**TASK**: Within the data that follows, how many lines carry the string "title"? Give the number alone.
───── DATA PROVIDED
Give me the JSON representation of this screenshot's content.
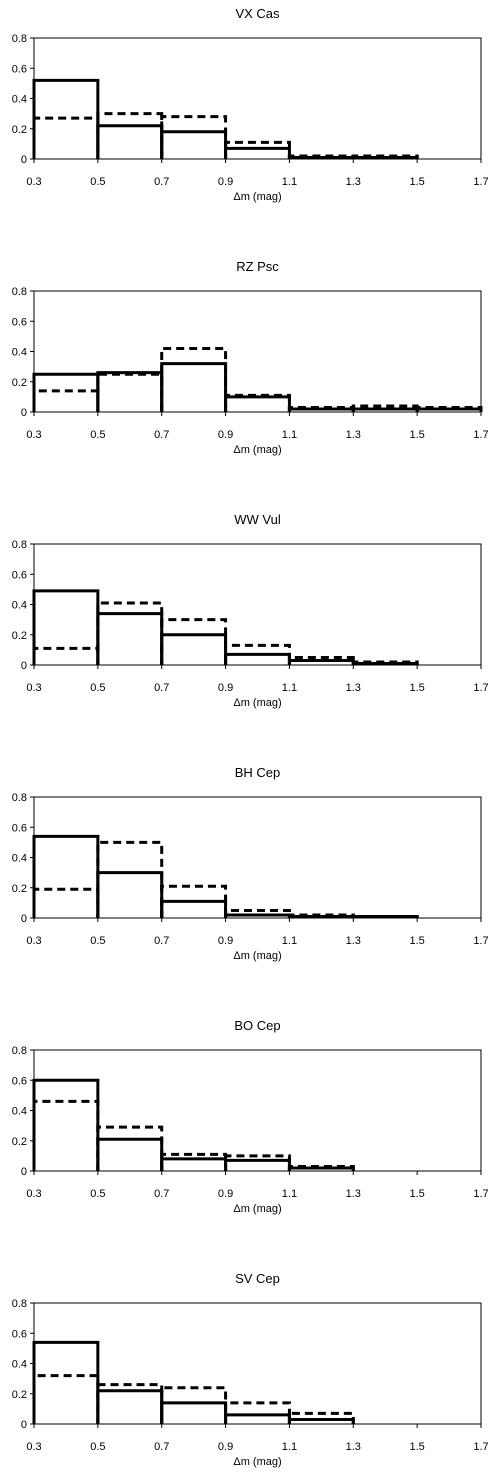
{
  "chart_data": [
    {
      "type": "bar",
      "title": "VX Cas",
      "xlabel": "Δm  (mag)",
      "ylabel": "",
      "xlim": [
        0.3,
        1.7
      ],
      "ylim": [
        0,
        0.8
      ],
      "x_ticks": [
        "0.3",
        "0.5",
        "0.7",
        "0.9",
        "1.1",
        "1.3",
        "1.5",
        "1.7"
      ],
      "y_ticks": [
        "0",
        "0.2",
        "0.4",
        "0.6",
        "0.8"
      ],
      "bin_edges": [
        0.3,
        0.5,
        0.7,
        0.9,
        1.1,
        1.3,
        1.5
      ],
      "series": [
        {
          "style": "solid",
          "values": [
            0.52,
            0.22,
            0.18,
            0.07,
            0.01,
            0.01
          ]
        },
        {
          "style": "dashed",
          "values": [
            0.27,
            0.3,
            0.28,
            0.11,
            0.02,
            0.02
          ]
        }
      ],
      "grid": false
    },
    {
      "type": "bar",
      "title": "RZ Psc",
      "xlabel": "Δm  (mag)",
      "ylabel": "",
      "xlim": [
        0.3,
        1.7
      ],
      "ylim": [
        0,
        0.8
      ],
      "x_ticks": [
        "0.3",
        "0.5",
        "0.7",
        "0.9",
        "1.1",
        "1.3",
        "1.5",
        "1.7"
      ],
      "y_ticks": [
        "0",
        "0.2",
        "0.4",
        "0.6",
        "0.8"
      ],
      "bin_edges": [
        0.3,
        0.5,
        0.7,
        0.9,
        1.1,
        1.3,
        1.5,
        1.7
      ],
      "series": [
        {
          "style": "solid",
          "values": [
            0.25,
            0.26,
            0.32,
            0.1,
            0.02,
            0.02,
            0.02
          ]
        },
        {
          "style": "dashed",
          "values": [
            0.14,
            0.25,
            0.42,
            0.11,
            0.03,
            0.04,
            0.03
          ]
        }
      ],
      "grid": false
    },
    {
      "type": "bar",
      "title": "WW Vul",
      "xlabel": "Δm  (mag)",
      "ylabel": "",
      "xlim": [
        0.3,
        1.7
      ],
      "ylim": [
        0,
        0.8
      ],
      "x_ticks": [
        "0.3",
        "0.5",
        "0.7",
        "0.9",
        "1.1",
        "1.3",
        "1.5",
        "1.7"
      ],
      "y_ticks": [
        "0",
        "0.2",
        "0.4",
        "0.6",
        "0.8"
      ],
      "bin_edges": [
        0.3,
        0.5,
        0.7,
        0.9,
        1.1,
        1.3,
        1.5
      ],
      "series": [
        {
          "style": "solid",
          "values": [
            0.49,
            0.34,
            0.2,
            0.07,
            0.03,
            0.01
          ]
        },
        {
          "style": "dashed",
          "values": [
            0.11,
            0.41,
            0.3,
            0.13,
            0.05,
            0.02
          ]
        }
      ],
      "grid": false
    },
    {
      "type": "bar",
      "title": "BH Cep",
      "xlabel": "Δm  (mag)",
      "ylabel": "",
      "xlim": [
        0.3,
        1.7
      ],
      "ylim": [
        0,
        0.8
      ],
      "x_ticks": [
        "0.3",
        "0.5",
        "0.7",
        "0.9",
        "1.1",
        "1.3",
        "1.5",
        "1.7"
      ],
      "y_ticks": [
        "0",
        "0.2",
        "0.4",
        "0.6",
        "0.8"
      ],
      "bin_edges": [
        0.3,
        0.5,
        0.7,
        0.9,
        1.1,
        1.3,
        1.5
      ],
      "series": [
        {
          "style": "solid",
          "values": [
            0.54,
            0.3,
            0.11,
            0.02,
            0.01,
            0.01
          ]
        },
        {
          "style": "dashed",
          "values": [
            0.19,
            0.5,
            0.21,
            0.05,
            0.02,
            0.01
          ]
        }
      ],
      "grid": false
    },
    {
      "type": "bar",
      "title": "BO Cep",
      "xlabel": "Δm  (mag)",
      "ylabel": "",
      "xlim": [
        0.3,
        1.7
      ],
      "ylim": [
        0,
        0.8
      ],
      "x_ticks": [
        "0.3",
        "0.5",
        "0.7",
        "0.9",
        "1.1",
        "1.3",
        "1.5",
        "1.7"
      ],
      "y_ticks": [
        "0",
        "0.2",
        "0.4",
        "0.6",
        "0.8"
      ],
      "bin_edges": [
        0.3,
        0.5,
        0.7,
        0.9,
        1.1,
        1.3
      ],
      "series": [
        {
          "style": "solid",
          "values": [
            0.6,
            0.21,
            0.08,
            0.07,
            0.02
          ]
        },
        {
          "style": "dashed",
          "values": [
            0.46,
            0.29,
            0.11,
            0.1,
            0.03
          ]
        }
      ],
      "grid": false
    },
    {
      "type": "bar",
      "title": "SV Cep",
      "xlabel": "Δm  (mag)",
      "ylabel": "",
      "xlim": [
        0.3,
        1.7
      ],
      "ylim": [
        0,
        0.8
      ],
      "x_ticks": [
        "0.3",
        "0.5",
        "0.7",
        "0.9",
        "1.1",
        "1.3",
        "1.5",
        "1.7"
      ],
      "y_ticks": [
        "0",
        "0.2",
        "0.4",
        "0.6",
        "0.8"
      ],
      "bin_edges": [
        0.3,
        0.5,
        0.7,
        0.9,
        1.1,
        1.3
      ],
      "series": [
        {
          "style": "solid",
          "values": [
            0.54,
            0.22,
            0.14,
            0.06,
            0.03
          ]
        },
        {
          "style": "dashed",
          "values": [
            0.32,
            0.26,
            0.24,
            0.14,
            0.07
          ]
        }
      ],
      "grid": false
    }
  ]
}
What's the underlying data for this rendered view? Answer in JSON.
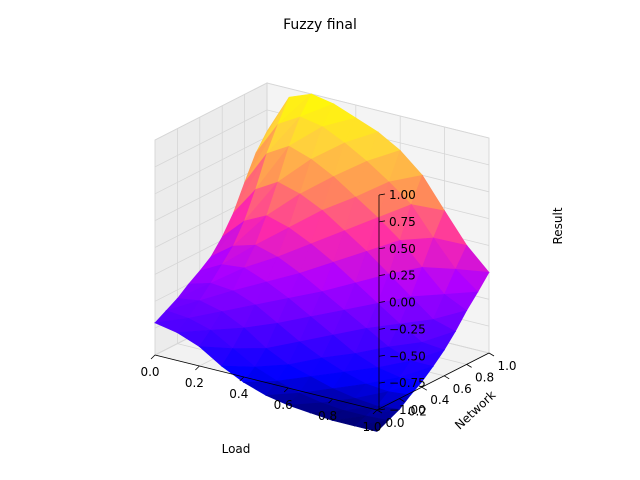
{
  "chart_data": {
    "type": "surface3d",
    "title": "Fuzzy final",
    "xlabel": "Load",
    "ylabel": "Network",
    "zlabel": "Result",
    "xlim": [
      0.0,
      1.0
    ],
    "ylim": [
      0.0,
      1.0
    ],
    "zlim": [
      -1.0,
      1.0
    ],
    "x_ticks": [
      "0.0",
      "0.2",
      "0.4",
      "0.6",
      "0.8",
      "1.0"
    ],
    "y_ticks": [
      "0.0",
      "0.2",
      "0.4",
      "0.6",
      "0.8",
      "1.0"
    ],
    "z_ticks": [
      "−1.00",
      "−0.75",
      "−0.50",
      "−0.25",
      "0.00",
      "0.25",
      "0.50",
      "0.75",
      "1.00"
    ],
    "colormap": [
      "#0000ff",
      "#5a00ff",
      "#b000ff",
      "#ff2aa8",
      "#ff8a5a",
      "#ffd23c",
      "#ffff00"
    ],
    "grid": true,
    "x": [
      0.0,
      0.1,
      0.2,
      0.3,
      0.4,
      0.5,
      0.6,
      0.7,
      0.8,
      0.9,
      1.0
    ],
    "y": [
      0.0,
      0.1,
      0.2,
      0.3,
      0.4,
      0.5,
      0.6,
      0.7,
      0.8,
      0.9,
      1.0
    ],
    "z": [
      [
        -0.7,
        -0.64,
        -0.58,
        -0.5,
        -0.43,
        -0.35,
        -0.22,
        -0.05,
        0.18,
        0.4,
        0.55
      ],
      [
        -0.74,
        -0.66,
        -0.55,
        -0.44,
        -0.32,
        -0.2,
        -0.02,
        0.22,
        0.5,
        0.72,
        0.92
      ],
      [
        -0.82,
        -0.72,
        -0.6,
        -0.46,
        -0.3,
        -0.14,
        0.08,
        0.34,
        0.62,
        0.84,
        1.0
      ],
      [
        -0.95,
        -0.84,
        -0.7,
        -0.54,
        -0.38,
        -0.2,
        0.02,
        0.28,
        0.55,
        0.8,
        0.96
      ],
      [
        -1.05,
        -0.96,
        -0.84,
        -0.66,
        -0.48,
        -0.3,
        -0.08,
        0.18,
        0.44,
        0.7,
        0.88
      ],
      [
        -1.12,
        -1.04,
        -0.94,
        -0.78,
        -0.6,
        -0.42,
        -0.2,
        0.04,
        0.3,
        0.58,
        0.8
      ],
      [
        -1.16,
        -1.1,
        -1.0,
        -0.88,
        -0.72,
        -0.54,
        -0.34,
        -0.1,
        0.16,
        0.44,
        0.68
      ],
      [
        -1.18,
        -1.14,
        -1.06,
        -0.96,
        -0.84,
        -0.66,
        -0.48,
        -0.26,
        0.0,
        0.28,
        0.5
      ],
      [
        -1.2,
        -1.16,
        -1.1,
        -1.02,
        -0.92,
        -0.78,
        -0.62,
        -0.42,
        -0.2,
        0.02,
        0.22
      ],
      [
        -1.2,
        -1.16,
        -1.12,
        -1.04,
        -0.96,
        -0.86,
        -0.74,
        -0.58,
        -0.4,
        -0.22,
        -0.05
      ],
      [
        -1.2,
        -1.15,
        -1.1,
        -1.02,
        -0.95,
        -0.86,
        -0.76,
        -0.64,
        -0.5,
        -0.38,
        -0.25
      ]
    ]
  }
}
──────────
**COMPLETE RESPONSE**: 7